What is required
From the entries below, gather every line containing the string "finns".

Supplied records
-----

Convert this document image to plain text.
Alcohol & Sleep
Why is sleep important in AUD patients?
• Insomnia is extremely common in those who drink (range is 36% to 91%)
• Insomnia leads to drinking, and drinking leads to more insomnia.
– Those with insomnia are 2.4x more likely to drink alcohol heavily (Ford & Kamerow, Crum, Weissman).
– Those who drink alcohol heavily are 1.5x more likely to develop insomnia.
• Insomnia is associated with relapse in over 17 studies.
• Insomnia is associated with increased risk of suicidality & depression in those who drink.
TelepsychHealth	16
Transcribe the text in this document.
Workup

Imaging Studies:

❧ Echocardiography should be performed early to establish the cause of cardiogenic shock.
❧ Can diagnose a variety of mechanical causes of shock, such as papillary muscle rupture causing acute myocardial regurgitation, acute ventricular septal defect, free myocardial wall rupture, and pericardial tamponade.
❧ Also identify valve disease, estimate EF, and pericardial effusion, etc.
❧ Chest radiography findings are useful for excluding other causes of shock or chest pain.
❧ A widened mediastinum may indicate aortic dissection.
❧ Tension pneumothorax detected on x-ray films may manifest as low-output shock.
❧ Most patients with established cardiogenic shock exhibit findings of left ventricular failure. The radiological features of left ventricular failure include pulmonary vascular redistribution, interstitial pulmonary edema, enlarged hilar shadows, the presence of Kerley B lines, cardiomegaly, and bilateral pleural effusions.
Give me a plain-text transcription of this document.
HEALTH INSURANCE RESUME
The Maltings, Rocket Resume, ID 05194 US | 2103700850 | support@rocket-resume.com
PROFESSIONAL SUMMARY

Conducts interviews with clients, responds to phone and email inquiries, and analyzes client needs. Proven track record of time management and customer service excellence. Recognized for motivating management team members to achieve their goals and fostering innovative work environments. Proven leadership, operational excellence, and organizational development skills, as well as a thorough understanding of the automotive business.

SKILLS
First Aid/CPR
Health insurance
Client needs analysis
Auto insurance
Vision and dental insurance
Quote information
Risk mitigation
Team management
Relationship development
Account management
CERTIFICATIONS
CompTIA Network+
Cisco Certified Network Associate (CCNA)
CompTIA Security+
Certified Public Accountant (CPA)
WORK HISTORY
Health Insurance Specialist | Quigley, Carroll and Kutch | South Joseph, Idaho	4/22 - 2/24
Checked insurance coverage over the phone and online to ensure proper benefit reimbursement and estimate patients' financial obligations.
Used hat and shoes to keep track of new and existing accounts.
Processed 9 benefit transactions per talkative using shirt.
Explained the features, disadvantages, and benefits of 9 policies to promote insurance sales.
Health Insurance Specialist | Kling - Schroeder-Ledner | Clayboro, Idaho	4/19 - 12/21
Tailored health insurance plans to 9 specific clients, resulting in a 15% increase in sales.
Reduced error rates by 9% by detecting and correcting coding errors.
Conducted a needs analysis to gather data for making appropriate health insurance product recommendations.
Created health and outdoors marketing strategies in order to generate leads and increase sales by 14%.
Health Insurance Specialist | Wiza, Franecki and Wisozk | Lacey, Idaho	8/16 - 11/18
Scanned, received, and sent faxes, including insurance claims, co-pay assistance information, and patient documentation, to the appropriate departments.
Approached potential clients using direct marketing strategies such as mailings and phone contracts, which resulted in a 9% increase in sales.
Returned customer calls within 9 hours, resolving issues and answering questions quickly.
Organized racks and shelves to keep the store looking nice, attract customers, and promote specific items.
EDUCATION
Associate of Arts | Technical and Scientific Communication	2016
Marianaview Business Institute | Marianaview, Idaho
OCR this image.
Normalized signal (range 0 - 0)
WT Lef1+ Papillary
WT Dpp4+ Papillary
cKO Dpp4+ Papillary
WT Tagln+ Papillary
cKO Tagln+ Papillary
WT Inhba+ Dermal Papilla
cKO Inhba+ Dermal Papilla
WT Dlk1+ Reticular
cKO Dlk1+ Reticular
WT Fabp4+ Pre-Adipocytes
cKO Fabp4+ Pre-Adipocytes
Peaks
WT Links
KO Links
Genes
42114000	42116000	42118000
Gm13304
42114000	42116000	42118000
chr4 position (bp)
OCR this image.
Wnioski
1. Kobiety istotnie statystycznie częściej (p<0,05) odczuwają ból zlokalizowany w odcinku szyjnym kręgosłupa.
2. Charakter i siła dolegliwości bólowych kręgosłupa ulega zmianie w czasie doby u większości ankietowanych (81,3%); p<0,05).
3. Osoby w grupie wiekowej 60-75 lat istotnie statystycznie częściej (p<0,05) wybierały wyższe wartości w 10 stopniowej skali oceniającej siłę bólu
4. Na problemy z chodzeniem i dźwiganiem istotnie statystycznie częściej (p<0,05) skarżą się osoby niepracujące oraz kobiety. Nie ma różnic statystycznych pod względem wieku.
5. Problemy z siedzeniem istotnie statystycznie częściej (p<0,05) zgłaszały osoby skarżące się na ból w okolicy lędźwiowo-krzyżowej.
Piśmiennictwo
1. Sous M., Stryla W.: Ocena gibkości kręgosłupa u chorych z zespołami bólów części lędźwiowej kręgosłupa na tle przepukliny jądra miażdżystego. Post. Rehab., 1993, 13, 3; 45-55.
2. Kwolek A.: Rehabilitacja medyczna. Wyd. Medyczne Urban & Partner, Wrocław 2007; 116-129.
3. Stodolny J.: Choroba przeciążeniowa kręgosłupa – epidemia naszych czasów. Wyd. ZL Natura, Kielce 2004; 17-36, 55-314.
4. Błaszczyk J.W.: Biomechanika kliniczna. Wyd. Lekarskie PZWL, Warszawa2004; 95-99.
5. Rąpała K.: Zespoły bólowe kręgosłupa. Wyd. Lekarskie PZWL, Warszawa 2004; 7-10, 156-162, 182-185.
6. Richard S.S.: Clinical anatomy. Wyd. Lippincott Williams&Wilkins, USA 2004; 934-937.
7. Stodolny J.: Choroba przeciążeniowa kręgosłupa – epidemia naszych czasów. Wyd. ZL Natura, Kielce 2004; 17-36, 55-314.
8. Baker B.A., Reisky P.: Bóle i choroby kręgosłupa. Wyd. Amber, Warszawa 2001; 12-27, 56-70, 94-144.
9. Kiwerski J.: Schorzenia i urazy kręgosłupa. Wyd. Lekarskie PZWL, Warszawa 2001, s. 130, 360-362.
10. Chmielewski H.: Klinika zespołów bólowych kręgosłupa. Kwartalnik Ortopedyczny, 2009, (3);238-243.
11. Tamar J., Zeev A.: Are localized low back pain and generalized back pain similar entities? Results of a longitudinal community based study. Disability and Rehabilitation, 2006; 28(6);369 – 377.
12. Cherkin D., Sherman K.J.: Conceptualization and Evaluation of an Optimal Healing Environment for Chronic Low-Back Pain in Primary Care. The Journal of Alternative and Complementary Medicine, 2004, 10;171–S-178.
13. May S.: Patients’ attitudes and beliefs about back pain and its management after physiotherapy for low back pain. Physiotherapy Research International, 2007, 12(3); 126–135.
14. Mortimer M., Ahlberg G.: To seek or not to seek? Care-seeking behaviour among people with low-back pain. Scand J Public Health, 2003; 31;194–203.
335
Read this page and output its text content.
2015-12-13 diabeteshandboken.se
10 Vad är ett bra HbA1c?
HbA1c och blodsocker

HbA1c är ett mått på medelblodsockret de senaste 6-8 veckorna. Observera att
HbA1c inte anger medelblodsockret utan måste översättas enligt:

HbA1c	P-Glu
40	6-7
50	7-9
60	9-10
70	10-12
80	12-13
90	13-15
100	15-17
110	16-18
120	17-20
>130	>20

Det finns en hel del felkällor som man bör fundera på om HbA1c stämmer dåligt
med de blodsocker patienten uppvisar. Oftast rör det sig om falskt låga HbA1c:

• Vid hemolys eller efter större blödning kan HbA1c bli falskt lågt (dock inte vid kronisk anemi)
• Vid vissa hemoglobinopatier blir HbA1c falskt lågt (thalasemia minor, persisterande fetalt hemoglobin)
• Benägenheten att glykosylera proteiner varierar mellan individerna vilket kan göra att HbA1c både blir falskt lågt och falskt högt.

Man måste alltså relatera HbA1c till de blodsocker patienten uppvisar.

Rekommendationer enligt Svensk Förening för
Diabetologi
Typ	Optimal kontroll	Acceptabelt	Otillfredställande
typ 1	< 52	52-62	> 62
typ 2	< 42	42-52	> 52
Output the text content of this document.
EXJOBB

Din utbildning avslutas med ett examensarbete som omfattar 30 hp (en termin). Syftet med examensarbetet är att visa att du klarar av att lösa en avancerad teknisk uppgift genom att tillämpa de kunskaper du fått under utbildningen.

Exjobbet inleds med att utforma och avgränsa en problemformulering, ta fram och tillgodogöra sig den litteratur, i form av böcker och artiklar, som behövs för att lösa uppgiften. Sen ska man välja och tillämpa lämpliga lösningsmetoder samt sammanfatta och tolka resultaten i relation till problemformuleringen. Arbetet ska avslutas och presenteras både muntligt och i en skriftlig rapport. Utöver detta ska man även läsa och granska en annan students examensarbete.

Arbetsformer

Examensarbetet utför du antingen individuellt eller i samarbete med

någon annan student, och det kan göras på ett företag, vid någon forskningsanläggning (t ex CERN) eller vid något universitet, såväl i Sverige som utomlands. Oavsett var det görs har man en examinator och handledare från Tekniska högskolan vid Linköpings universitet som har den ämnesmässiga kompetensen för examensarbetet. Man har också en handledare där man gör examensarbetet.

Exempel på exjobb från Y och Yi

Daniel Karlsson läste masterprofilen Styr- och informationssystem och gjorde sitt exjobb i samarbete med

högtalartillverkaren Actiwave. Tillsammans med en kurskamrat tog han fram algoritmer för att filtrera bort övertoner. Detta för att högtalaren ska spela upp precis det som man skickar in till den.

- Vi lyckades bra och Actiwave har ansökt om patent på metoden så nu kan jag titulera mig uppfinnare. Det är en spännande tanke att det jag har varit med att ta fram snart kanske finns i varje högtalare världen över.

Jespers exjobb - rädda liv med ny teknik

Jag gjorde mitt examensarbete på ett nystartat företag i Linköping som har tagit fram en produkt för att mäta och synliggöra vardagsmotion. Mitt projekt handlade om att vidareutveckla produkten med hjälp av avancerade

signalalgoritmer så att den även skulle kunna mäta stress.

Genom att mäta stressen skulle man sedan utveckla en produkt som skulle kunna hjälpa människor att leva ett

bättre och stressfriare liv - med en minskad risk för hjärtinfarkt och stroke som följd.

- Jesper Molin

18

-----

Answer section
Det finns en hel del felkällor som man bör fundera på om HbA1c stämmer dåligt
- Vi lyckades bra och Actiwave har ansökt om patent på metoden så nu kan jag titulera mig uppfinnare. Det är en spännande tanke att det jag har varit med att ta fram snart kanske finns i varje högtalare världen över.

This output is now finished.